Friday, 23 September 2016

Disprin Extra





1. Name Of The Medicinal Product



Disprin Extra


2. Qualitative And Quantitative Composition













Active Ingredient




mg/Tablet




Specification




Aspirin




300




Ph Eur




Paracetamol




200




Ph Eur



3. Pharmaceutical Form



Dispersible tablet



4. Clinical Particulars



4.1 Therapeutic Indications



For the treatment of mild to moderate pain, including headache, migraine, neuralgia, toothache, sore throat and aches and pains. Symptomatic relief of rheumatic aches and pains. Symptomatic relief of influenza, feverishness and feverish colds.



4.2 Posology And Method Of Administration



Oral administration.



Adults and children 16 years and over: One or two tablets every 4 hours. Maximum six tablets in 24 hours.



Do not give to children aged under 16 years, unless specifically indicated (e.g. for Kawasaki's disease).



The normal adult dosage is appropriate for the elderly.



4.3 Contraindications



Hypersensitivity to the active ingredients or any of the other constituents. Should not be given to patients suffering from active peptic ulceration or haemophilia. Children under 16 years.



4.4 Special Warnings And Precautions For Use



If you are receiving regular medical treatment, are asthmatic, allergic to aspirin or have or have had a stomach ulcer, seek your doctor's advice before taking this product.



There is a possible association between aspirin and Reye's Syndrome when given to children. Reye's Syndrome is a very rare disease which affects the brain and liver and can be fatal. For this reason aspirin should not be given to children aged under 16 years unless specifically indicated (e.g. for Kawasaki's disease).



Care is advised in the administration of paracetamol to patients with severe renal or severe hepatic impairment. The hazard of overdose is greater in those with non-cirrhotic alcoholic liver disease.



Do not exceed the recommended dose.



Patients should be advised not to take other paracetamol-containing products concurrently.



Leaflet: Immediate medical advice should be sought in the event of an overdose, even if you feel well, because of the risk of delayed, serious liver damage.



Labelling includes: Do not take with any other paracetamol-containing products. Immediate medical advice should be sought in the event of an overdose, even if you feel well.



If symptoms persist, consult your doctor.



Keep out of the reach of children.

WHAT NEEDS TO BE DONE -> In the Disprin Extra text, what is the most tablets an adult can take in 24 hours?

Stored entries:
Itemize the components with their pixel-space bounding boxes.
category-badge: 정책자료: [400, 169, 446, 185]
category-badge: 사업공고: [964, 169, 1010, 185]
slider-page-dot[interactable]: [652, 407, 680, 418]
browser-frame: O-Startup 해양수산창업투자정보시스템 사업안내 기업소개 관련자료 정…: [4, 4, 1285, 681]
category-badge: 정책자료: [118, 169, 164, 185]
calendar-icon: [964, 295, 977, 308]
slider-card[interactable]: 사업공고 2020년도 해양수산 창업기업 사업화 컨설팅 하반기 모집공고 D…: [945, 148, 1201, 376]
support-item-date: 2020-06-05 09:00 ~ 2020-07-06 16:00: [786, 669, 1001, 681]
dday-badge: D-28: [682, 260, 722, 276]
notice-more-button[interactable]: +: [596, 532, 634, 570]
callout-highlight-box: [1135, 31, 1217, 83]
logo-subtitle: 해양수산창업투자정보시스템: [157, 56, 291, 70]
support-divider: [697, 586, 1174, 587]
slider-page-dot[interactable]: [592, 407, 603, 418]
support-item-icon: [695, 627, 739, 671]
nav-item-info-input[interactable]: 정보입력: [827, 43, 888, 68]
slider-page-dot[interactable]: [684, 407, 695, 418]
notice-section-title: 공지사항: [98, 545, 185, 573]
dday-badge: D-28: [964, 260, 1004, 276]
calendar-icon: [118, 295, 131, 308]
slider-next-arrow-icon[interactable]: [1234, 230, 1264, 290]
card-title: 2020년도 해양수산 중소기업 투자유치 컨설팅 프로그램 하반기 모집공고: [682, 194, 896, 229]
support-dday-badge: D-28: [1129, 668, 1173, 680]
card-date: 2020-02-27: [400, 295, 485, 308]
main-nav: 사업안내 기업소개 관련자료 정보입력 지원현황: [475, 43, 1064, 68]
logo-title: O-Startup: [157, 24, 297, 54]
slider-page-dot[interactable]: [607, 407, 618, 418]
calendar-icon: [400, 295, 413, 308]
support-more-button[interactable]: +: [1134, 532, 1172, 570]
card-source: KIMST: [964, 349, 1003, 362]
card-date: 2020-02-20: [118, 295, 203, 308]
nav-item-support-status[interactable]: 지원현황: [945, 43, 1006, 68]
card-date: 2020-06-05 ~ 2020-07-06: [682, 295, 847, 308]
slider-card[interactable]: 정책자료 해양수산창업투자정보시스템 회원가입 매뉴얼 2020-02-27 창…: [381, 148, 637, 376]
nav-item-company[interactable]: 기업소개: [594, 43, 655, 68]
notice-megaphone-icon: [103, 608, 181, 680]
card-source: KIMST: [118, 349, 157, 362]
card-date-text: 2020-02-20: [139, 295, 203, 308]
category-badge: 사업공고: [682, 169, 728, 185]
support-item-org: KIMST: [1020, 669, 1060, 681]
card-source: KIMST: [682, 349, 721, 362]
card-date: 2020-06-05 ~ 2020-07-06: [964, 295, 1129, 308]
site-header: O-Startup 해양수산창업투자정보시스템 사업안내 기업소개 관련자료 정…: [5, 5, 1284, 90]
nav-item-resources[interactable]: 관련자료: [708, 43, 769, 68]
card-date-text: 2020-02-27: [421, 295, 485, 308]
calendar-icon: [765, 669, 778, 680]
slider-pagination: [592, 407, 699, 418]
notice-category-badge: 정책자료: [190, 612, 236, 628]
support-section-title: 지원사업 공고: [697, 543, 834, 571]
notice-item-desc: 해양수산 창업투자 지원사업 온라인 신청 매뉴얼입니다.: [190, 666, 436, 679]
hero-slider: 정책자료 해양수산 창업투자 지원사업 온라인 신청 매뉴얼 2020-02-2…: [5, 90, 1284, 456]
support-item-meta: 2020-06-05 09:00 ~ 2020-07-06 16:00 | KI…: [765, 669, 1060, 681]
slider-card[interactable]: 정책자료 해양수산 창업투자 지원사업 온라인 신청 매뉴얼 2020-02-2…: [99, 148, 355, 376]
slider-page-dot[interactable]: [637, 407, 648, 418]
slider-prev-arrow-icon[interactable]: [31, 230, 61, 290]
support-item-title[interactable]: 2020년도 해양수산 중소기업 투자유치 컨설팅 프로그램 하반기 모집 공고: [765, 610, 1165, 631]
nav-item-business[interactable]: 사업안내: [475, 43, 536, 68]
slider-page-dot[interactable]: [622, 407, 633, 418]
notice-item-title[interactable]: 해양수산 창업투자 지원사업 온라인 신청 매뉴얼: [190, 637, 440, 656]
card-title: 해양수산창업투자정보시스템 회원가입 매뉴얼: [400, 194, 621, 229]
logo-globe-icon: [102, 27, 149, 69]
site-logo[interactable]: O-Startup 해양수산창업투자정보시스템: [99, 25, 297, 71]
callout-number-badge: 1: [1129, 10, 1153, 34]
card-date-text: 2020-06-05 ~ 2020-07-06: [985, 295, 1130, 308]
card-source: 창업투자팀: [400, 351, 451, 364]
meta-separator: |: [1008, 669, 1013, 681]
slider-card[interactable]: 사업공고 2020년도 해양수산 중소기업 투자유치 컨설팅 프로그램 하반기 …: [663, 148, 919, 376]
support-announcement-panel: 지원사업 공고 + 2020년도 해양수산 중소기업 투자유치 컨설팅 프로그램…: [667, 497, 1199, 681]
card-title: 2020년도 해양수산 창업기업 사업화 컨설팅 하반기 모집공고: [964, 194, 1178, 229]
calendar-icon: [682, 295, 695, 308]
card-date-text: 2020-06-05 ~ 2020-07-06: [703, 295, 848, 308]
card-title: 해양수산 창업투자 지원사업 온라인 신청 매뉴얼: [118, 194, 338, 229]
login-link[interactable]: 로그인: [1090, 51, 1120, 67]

RESULT -> Six tablets.